Stated exercise:
Search the entries for the word "Linen" and pull out each line that has it.

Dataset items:

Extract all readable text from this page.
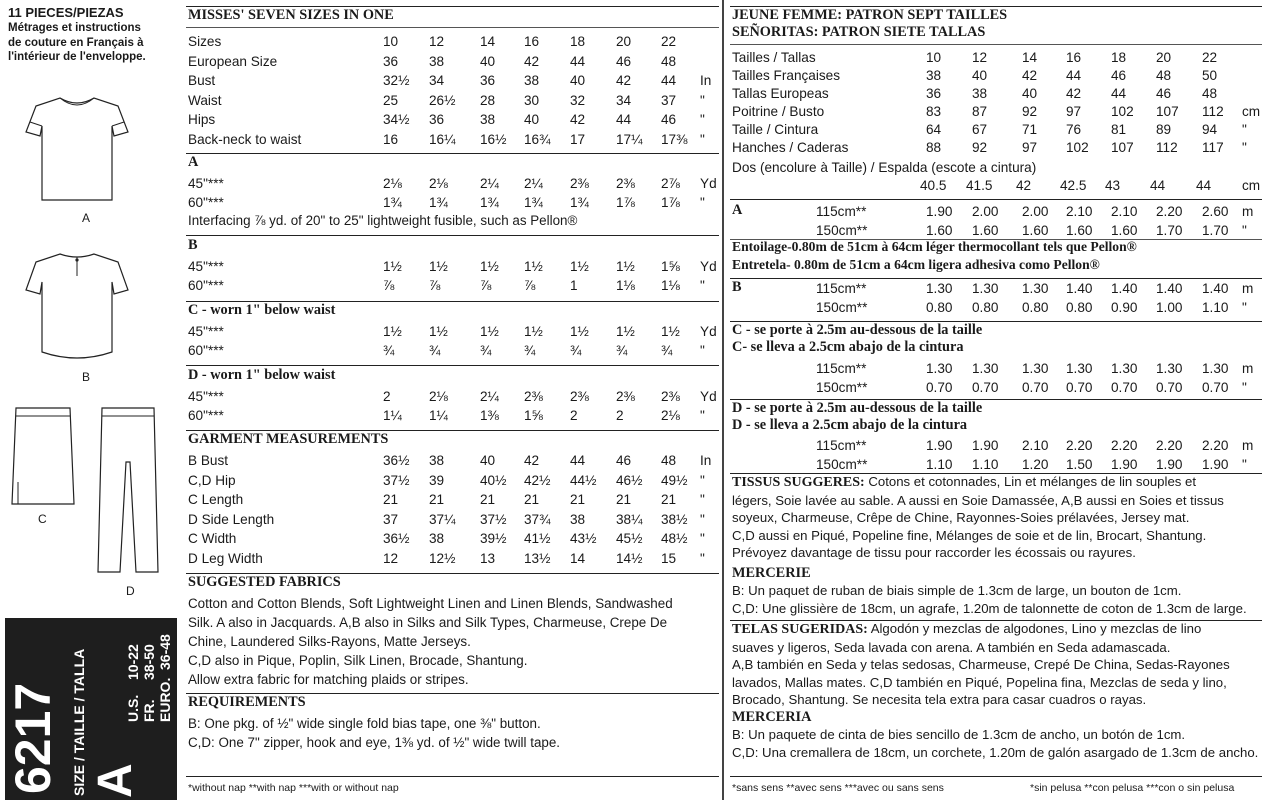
11 PIECES/PIEZAS
Métrages et instructions
de couture en Français à
l'intérieur de l'enveloppe.
A
B
C
D
6217 SIZE / TAILLE / TALLA A
U.S.
10-22
FR.
38-50
EURO.
36-48
MISSES' SEVEN SIZES IN ONE
Sizes	10 12	14 16 18 20 22
European Size	36 38	40 42 44 46 48
Bust	32½ 34	36 38 40 42 44 In
Waist	25 26½ 28 30 32 34 37 "
Hips	34½ 36	38 40 42 44 46 "
Back-neck to waist	16 16¼ 16½ 16¾ 17 17¼ 17⅜ "
A
45"***	2⅛ 2⅛ 2¼ 2¼ 2⅜ 2⅜ 2⅞ Yd
60"***	1¾ 1¾ 1¾ 1¾ 1¾ 1⅞ 1⅞ "
Interfacing ⅞ yd. of 20" to 25" lightweight fusible, such as Pellon®
B
45"***	1½ 1½ 1½ 1½ 1½ 1½ 1⅝ Yd
60"***	⅞	⅞	⅞ ⅞	1	1⅛ 1⅛ "
C - worn 1" below waist
45"***	1½ 1½ 1½ 1½ 1½ 1½ 1½ Yd
60"***	¾	¾	¾ ¾	¾	¾ ¾ "
D - worn 1" below waist
45"***	2	2⅛ 2¼ 2⅜ 2⅜ 2⅜ 2⅜ Yd
60"***	1¼ 1¼ 1⅜ 1⅝ 2	2	2⅛ "
GARMENT MEASUREMENTS
B Bust	36½ 38	40 42 44 46 48 In
C,D Hip	37½ 39	40½ 42½ 44½ 46½ 49½ "
C Length	21 21	21 21 21 21 21 "
D Side Length	37 37¼ 37½ 37¾ 38 38¼ 38½ "
C Width	36½ 38	39½ 41½ 43½ 45½ 48½ "
D Leg Width	12 12½ 13 13½ 14 14½ 15 "
SUGGESTED FABRICS
Cotton and Cotton Blends, Soft Lightweight Linen and Linen Blends, Sandwashed
Silk. A also in Jacquards. A,B also in Silks and Silk Types, Charmeuse, Crepe De
Chine, Laundered Silks-Rayons, Matte Jerseys.
C,D also in Pique, Poplin, Silk Linen, Brocade, Shantung.
Allow extra fabric for matching plaids or stripes.
REQUIREMENTS
B: One pkg. of ½" wide single fold bias tape, one ⅜" button.
C,D: One 7" zipper, hook and eye, 1⅜ yd. of ½" wide twill tape.
*without nap **with nap ***with or without nap
JEUNE FEMME: PATRON SEPT TAILLES
SEÑORITAS: PATRON SIETE TALLAS
Tailles / Tallas	10 12	14 16 18 20 22
Tailles Françaises	38 40	42 44 46 48 50
Tallas Europeas	36 38	40 42 44 46 48
Poitrine / Busto	83 87	92 97 102 107 112 cm
Taille / Cintura	64 67	71 76 81 89 94 "
Hanches / Caderas	88 92	97 102 107 112 117 "
Dos (encolure à Taille) / Espalda (escote a cintura)
40.5 41.5 42 42.5 43 44 44 cm
A	115cm**	1.90 2.00 2.00 2.10 2.10 2.20 2.60 m
150cm**	1.60 1.60 1.60 1.60 1.60 1.70 1.70 "
Entoilage-0.80m de 51cm à 64cm léger thermocollant tels que Pellon®
Entretela- 0.80m de 51cm a 64cm ligera adhesiva como Pellon®
B	115cm**	1.30 1.30 1.30 1.40 1.40 1.40 1.40 m
150cm**	0.80 0.80 0.80 0.80 0.90 1.00 1.10 "
C - se porte à 2.5m au-dessous de la taille
C- se lleva a 2.5cm abajo de la cintura
115cm**	1.30 1.30 1.30 1.30 1.30 1.30 1.30 m
150cm**	0.70 0.70 0.70 0.70 0.70 0.70 0.70 "
D - se porte à 2.5m au-dessous de la taille
D - se lleva a 2.5cm abajo de la cintura
115cm**	1.90 1.90 2.10 2.20 2.20 2.20 2.20 m
150cm**	1.10 1.10 1.20 1.50 1.90 1.90 1.90 "
TISSUS SUGGERES: Cotons et cotonnades, Lin et mélanges de lin souples et
légers, Soie lavée au sable. A aussi en Soie Damassée, A,B aussi en Soies et tissus
soyeux, Charmeuse, Crêpe de Chine, Rayonnes-Soies prélavées, Jersey mat.
C,D aussi en Piqué, Popeline fine, Mélanges de soie et de lin, Brocart, Shantung.
Prévoyez davantage de tissu pour raccorder les écossais ou rayures.
MERCERIE
B: Un paquet de ruban de biais simple de 1.3cm de large, un bouton de 1cm.
C,D: Une glissière de 18cm, un agrafe, 1.20m de talonnette de coton de 1.3cm de large.
TELAS SUGERIDAS: Algodón y mezclas de algodones, Lino y mezclas de lino
suaves y ligeros, Seda lavada con arena. A también en Seda adamascada.
A,B también en Seda y telas sedosas, Charmeuse, Crepé De China, Sedas-Rayones
lavados, Mallas mates. C,D también en Piqué, Popelina fina, Mezclas de seda y lino,
Brocado, Shantung. Se necesita tela extra para casar cuadros o rayas.
MERCERIA
B: Un paquete de cinta de bies sencillo de 1.3cm de ancho, un botón de 1cm.
C,D: Una cremallera de 18cm, un corchete, 1.20m de galón asargado de 1.3cm de ancho.
*sans sens **avec sens ***avec ou sans sens	*sin pelusa **con pelusa ***con o sin pelusa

Task output:
Cotton and Cotton Blends, Soft Lightweight Linen and Linen Blends, Sandwashed
C,D also in Pique, Poplin, Silk Linen, Brocade, Shantung.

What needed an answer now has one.